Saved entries
• • •

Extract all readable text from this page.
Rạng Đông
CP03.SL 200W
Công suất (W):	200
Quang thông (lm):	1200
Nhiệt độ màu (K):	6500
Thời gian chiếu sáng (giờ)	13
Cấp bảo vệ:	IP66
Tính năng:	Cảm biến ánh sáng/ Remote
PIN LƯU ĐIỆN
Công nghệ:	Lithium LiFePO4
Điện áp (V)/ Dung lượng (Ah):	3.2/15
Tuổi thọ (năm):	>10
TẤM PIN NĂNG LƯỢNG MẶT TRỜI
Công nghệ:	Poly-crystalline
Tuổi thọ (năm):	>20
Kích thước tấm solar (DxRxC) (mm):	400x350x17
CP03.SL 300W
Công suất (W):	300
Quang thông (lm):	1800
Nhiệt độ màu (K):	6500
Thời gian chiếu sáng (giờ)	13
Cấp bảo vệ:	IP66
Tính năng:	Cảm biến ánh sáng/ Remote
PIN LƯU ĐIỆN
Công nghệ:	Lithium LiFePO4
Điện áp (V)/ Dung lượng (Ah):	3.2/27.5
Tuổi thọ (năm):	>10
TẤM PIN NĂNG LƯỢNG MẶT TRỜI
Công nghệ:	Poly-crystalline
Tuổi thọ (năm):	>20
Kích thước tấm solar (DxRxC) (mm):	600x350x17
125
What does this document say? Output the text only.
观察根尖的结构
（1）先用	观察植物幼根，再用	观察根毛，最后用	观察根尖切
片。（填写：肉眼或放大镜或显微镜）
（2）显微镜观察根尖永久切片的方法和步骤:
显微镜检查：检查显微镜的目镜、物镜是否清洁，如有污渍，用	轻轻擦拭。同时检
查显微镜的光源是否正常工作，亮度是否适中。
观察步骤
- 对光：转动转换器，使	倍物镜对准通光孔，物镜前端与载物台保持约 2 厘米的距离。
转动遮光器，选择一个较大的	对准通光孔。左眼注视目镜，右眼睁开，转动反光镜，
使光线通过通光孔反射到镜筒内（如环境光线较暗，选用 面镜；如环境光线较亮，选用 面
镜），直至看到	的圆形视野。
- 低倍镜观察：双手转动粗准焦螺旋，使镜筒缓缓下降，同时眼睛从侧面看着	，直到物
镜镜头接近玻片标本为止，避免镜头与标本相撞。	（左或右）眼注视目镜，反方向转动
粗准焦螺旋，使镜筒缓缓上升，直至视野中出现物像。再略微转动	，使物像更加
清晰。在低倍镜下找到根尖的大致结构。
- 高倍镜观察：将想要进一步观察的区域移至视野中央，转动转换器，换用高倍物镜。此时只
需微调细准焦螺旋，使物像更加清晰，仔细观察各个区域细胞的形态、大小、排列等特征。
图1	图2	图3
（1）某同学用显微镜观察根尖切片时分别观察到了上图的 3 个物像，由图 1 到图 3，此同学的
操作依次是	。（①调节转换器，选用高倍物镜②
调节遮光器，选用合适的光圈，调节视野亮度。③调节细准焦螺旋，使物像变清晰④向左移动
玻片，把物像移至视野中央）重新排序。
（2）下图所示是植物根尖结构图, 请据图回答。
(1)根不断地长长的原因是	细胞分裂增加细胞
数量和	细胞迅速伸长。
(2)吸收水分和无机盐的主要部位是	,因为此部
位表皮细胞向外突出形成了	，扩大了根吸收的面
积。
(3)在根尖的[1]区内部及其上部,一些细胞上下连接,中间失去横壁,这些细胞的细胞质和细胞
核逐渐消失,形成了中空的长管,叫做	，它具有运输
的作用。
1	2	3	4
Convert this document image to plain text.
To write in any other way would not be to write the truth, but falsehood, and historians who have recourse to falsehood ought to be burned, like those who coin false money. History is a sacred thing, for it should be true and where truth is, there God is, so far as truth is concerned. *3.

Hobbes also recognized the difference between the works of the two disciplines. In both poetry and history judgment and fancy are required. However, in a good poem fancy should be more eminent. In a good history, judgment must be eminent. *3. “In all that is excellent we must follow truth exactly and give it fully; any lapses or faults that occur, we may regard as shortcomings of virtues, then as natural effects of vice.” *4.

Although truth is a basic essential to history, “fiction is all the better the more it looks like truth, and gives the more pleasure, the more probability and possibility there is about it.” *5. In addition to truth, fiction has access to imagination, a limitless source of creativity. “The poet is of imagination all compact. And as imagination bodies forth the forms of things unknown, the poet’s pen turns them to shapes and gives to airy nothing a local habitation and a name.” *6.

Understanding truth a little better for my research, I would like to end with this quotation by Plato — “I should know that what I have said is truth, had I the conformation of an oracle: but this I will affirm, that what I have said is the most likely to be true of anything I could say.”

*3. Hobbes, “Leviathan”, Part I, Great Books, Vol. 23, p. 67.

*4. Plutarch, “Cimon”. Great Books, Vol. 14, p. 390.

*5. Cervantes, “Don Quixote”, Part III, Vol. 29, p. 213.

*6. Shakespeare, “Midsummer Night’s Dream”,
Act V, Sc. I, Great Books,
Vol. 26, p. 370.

• • •

SHORT TASK> Gather from the data above every line with the string "thước".

RESPONSE TO THE EXERCISE>
Kích thước tấm solar (DxRxC) (mm):	400x350x17
Kích thước tấm solar (DxRxC) (mm):	600x350x17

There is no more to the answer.